» **RECORDS FOR PROCESSING**
--*--

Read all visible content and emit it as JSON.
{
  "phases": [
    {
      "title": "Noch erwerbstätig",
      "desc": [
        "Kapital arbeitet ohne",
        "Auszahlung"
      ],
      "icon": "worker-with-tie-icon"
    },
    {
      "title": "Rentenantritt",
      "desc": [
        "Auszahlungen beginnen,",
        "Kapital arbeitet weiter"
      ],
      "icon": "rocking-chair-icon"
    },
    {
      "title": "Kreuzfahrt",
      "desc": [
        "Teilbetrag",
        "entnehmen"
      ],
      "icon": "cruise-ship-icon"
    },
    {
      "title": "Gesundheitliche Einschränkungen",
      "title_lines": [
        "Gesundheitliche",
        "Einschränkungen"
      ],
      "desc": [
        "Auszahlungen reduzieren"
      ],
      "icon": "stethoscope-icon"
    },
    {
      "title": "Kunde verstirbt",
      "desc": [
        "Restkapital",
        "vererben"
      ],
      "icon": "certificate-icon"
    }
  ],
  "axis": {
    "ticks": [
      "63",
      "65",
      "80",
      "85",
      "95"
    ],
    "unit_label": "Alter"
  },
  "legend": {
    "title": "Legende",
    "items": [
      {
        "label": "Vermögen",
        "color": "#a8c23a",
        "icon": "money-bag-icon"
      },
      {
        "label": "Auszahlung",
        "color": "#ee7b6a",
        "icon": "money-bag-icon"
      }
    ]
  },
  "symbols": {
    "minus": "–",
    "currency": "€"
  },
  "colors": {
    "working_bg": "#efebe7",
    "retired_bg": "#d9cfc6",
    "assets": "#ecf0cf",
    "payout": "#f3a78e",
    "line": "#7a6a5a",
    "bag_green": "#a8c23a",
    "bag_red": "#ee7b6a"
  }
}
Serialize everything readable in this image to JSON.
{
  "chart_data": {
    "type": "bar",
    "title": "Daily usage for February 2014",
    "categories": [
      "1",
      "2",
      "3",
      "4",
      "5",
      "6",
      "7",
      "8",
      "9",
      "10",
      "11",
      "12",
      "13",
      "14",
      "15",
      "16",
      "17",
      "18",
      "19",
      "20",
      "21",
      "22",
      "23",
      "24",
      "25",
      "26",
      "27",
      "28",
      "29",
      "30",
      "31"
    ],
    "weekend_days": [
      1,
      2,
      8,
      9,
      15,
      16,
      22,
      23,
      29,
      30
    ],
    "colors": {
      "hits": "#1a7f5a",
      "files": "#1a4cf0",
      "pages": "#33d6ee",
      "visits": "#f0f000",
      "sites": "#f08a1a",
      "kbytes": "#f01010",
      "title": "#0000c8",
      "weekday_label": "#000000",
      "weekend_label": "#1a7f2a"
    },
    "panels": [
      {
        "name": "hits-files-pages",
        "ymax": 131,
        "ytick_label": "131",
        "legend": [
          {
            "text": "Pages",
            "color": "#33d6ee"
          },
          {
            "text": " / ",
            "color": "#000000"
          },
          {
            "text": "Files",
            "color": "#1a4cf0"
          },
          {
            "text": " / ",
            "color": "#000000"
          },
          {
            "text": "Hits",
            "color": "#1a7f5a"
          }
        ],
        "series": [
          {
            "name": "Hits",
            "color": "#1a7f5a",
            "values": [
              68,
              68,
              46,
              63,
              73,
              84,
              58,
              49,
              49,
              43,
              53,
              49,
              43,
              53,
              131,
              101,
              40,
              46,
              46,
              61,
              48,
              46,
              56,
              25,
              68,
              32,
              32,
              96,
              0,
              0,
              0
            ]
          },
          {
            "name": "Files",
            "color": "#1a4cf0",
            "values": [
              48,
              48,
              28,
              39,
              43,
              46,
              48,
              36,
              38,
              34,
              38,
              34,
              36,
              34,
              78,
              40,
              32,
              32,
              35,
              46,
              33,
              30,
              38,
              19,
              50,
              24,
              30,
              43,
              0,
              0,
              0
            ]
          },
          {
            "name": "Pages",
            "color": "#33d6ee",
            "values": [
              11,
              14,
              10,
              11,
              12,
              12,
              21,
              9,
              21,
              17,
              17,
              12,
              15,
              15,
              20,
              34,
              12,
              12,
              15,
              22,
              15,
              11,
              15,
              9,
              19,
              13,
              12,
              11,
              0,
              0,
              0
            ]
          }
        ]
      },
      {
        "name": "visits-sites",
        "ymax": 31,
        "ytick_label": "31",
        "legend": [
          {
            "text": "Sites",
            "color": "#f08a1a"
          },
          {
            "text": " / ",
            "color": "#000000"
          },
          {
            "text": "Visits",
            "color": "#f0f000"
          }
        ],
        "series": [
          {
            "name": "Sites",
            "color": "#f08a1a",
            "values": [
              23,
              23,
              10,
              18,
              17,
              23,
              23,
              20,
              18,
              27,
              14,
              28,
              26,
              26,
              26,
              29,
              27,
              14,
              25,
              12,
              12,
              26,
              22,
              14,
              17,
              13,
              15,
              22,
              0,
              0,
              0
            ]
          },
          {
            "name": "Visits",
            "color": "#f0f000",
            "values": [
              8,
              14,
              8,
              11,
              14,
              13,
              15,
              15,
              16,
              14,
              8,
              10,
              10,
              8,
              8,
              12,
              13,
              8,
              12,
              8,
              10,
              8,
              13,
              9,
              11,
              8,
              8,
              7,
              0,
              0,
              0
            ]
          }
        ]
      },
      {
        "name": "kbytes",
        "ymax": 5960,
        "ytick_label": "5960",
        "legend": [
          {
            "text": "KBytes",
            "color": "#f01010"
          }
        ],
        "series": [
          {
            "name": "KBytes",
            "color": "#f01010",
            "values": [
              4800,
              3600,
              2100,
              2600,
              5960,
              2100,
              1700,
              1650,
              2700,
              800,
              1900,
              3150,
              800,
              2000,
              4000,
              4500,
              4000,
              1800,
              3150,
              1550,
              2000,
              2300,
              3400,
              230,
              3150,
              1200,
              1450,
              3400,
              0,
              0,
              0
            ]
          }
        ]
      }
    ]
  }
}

--*--

» **WRITTEN PROBLEM**
List each line of the records that holds the string "icon".

» **SOLUTION FOR THIS TASK**
      "icon": "worker-with-tie-icon"
      "icon": "rocking-chair-icon"
      "icon": "cruise-ship-icon"
      "icon": "stethoscope-icon"
      "icon": "certificate-icon"
        "icon": "money-bag-icon"
        "icon": "money-bag-icon"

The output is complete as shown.